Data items

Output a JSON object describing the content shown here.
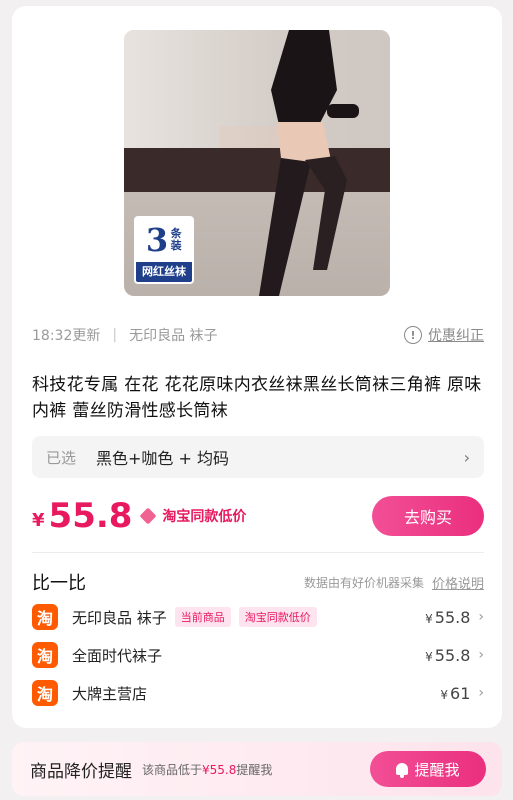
{
  "product": {
    "badge_number": "3",
    "badge_unit": "条装",
    "badge_label": "网红丝袜",
    "updated_time": "18:32更新",
    "brand": "无印良品 袜子",
    "correction_link": "优惠纠正",
    "title": "科技花专属  在花  花花原味内衣丝袜黑丝长筒袜三角裤  原味内裤  蕾丝防滑性感长筒袜"
  },
  "selection": {
    "label": "已选",
    "value": "黑色+咖色 + 均码"
  },
  "price": {
    "currency": "¥",
    "amount": "55.8",
    "low_tag": "淘宝同款低价",
    "buy_button": "去购买"
  },
  "compare": {
    "title": "比一比",
    "note": "数据由有好价机器采集",
    "link": "价格说明",
    "stores": [
      {
        "icon": "淘",
        "name": "无印良品 袜子",
        "tags": [
          "当前商品",
          "淘宝同款低价"
        ],
        "price": "55.8"
      },
      {
        "icon": "淘",
        "name": "全面时代袜子",
        "tags": [],
        "price": "55.8"
      },
      {
        "icon": "淘",
        "name": "大牌主营店",
        "tags": [],
        "price": "61"
      }
    ]
  },
  "reminder": {
    "title": "商品降价提醒",
    "desc_prefix": "该商品低于",
    "desc_price": "¥55.8",
    "desc_suffix": "提醒我",
    "button": "提醒我"
  },
  "colors": {
    "accent": "#e8195f",
    "taobao": "#ff5a00"
  }
}
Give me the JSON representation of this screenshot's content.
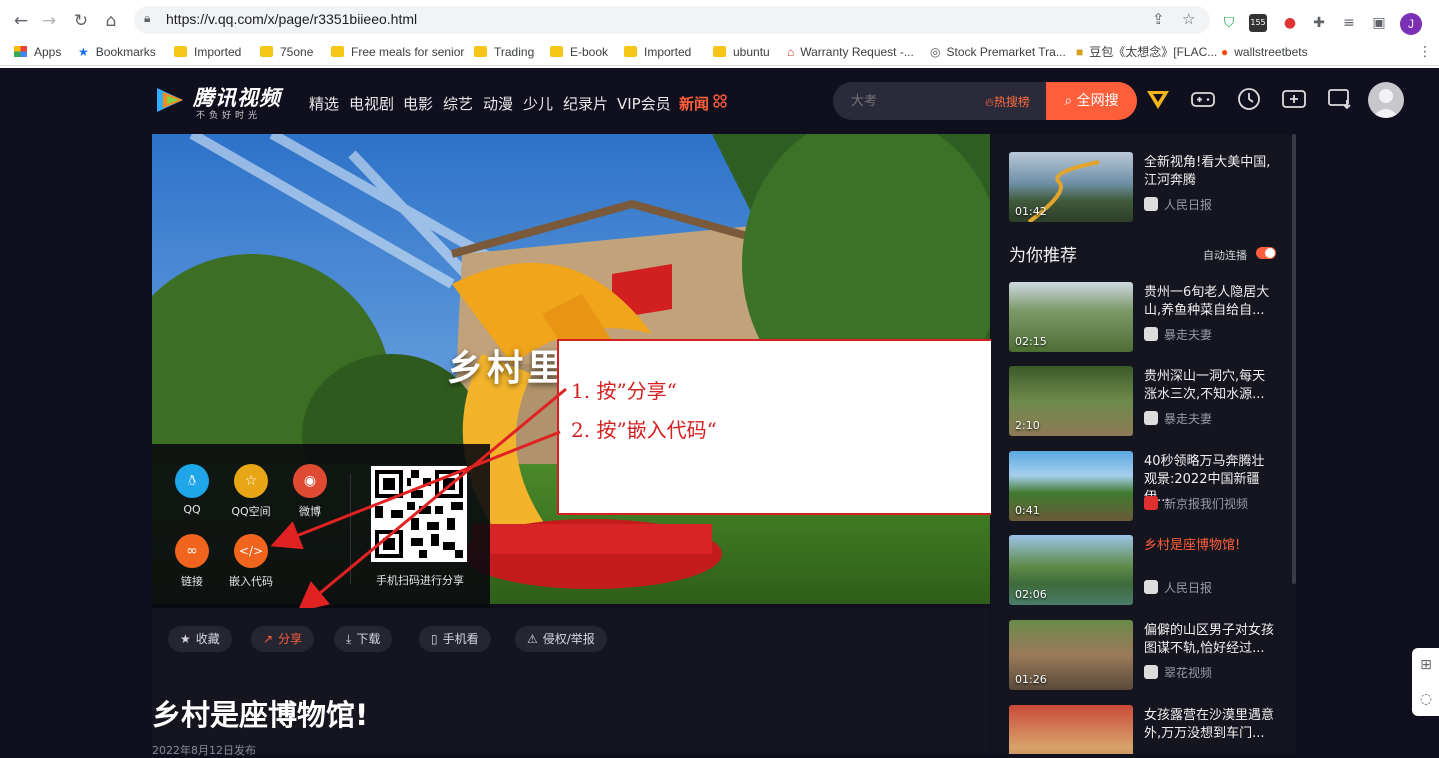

> **Given problem**: Your answer should be a single number: the count of lines in the material above that contain "JSON".

> **Complete answer**: 2